Problem description: Leave out the pictures and transcribe everything else exactly.

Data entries
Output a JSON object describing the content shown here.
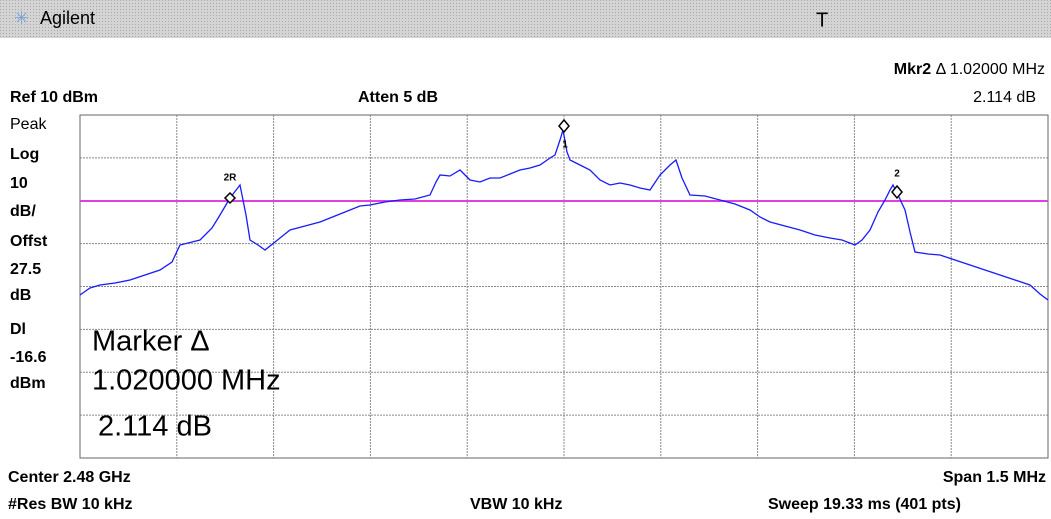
{
  "header": {
    "brand": "Agilent",
    "flag": "T"
  },
  "marker": {
    "name": "Mkr2",
    "readout": "Δ  1.02000 MHz",
    "amplitude": "2.114 dB"
  },
  "settings": {
    "ref": "Ref 10 dBm",
    "atten": "Atten 5 dB"
  },
  "left_panel": [
    "Peak",
    "Log",
    "10",
    "dB/",
    "Offst",
    "27.5",
    "dB",
    "Dl",
    "-16.6",
    "dBm"
  ],
  "overlay": [
    "Marker Δ",
    "1.020000 MHz",
    "2.114 dB"
  ],
  "marker_labels": [
    "2R",
    "1",
    "2"
  ],
  "footer": {
    "center": "Center 2.48 GHz",
    "span": "Span 1.5 MHz",
    "rbw": "#Res BW 10 kHz",
    "vbw": "VBW 10 kHz",
    "sweep": "Sweep 19.33 ms (401 pts)"
  }
}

Solution to this task:
Output a JSON object describing the content shown here.
{
  "header": {
    "brand": "Agilent",
    "flag": "T"
  },
  "marker": {
    "name": "Mkr2",
    "readout": "Δ  1.02000 MHz",
    "amplitude": "2.114 dB"
  },
  "settings": {
    "ref": "Ref 10 dBm",
    "atten": "Atten 5 dB"
  },
  "left_panel": [
    "Peak",
    "Log",
    "10",
    "dB/",
    "Offst",
    "27.5",
    "dB",
    "Dl",
    "-16.6",
    "dBm"
  ],
  "overlay": [
    "Marker Δ",
    "1.020000 MHz",
    "2.114 dB"
  ],
  "marker_labels": [
    "2R",
    "1",
    "2"
  ],
  "footer": {
    "center": "Center 2.48 GHz",
    "span": "Span 1.5 MHz",
    "rbw": "#Res BW 10 kHz",
    "vbw": "VBW 10 kHz",
    "sweep": "Sweep 19.33 ms (401 pts)"
  }
}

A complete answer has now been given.